— BEGIN PROVIDED RECORDS —

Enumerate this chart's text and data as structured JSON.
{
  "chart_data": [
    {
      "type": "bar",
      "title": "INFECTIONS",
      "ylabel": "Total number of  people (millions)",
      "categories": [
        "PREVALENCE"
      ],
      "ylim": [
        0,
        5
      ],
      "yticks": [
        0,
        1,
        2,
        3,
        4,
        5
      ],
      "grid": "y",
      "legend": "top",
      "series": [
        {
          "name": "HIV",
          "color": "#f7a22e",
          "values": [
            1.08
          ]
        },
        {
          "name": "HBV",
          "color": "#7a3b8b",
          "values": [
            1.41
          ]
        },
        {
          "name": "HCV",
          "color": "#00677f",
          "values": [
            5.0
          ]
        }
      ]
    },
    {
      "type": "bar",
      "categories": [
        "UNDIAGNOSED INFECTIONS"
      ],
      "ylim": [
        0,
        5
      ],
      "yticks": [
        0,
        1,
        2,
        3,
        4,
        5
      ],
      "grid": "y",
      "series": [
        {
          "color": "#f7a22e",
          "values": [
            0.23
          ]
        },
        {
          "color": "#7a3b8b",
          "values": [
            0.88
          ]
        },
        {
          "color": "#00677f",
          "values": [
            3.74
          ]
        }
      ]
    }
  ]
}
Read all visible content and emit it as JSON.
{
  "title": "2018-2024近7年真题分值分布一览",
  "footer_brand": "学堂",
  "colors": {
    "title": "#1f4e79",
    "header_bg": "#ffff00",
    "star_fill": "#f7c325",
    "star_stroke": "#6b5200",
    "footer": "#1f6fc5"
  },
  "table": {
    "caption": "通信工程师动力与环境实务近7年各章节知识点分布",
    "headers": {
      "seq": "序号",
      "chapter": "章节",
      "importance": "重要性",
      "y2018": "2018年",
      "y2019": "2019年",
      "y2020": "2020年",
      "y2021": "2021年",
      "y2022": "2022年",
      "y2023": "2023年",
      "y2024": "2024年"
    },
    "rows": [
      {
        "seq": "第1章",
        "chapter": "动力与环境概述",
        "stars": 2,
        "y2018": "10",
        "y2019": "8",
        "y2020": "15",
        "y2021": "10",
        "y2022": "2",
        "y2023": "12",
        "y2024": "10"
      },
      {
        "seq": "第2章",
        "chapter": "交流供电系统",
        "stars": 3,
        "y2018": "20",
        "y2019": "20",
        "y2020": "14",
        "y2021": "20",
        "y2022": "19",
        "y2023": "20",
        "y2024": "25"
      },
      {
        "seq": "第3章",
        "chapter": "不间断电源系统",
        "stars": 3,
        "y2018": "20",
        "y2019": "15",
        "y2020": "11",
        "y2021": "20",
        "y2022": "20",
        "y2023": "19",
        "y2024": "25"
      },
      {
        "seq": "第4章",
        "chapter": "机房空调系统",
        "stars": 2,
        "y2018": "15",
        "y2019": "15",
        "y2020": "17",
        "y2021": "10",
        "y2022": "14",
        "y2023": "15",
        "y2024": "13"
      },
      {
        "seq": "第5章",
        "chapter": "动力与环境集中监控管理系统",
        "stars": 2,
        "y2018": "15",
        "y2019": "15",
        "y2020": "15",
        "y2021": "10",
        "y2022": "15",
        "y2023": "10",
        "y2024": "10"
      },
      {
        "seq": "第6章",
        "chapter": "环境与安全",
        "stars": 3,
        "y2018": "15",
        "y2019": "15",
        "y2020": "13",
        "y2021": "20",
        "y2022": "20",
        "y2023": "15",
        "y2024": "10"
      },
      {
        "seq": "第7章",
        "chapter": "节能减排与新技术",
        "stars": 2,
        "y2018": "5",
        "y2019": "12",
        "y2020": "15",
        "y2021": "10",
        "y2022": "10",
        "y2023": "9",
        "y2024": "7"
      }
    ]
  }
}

— END PROVIDED RECORDS —

**TASK GOAL:** What is the number of lines that hold the string "title"? Reply with that number alone.

**WRITTEN SOLUTION:** 3